• _Problem_
Below are the records; collect from them each line containing the string "абзац".

• _Listed records_
## Begin

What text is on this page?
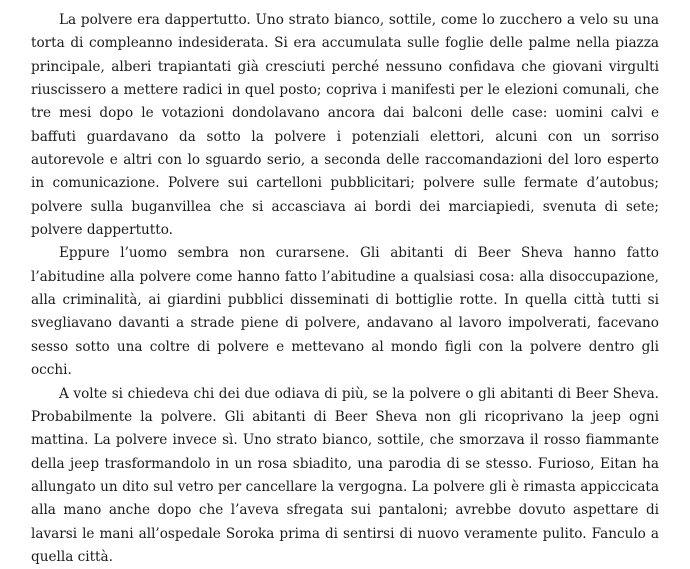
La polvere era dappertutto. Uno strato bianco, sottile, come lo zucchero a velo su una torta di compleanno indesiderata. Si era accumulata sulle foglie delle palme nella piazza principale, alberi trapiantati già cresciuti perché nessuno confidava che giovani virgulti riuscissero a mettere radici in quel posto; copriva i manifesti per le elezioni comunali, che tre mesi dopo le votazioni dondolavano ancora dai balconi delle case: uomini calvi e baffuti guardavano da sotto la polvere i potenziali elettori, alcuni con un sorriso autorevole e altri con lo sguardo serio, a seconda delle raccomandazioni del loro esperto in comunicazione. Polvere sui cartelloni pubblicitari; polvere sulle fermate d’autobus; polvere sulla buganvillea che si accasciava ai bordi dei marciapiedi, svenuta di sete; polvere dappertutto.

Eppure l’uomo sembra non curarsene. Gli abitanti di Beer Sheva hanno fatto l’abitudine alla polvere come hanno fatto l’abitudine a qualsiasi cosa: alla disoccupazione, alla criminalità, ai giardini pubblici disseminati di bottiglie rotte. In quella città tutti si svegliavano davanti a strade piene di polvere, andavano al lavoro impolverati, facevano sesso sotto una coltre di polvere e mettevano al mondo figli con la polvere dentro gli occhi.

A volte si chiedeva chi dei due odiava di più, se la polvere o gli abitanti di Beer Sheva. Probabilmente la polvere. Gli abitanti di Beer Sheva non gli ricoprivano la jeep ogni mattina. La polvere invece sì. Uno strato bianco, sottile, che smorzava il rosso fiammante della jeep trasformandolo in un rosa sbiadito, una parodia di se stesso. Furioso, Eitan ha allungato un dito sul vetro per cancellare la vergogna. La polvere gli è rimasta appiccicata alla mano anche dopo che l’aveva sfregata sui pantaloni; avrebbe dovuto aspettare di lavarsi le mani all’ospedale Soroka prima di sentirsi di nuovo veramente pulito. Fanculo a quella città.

## End
## Begin

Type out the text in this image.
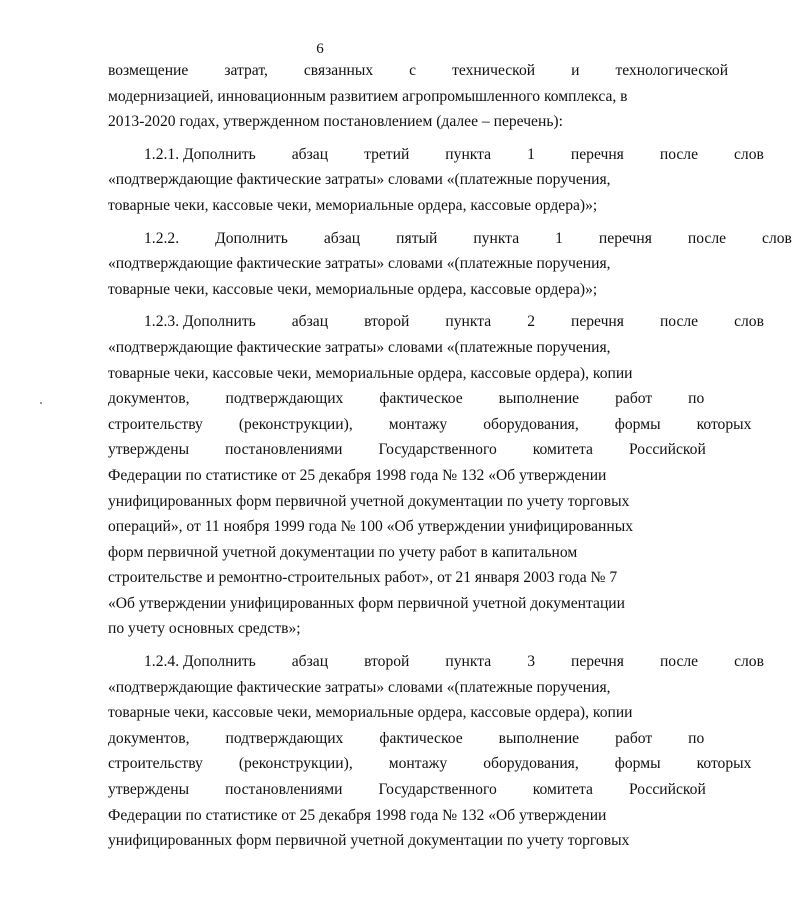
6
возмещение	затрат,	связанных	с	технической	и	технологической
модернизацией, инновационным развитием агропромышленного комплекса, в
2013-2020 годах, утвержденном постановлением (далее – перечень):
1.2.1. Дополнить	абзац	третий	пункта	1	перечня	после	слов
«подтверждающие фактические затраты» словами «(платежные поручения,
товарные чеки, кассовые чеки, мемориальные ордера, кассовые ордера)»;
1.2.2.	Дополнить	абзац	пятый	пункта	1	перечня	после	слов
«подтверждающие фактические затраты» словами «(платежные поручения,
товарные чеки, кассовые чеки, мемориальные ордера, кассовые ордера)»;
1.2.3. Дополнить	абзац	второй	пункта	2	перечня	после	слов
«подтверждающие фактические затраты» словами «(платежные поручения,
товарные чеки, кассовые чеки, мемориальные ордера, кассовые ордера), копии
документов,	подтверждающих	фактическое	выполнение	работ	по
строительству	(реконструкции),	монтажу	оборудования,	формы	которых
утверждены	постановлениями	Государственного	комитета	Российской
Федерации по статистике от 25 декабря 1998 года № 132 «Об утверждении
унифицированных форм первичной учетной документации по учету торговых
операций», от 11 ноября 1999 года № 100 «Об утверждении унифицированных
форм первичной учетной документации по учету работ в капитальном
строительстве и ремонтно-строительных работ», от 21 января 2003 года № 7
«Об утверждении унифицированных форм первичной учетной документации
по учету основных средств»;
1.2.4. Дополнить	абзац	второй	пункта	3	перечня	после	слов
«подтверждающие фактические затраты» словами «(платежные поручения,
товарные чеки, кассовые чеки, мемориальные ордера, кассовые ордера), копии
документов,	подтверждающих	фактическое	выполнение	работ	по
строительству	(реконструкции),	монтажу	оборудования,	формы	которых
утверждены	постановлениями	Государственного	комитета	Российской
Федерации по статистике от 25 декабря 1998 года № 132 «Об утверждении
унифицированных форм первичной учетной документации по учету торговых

## End

• _Solution to the problem_
1.2.1. Дополнить	абзац	третий	пункта	1	перечня	после	слов
1.2.2.	Дополнить	абзац	пятый	пункта	1	перечня	после	слов
1.2.3. Дополнить	абзац	второй	пункта	2	перечня	после	слов
1.2.4. Дополнить	абзац	второй	пункта	3	перечня	после	слов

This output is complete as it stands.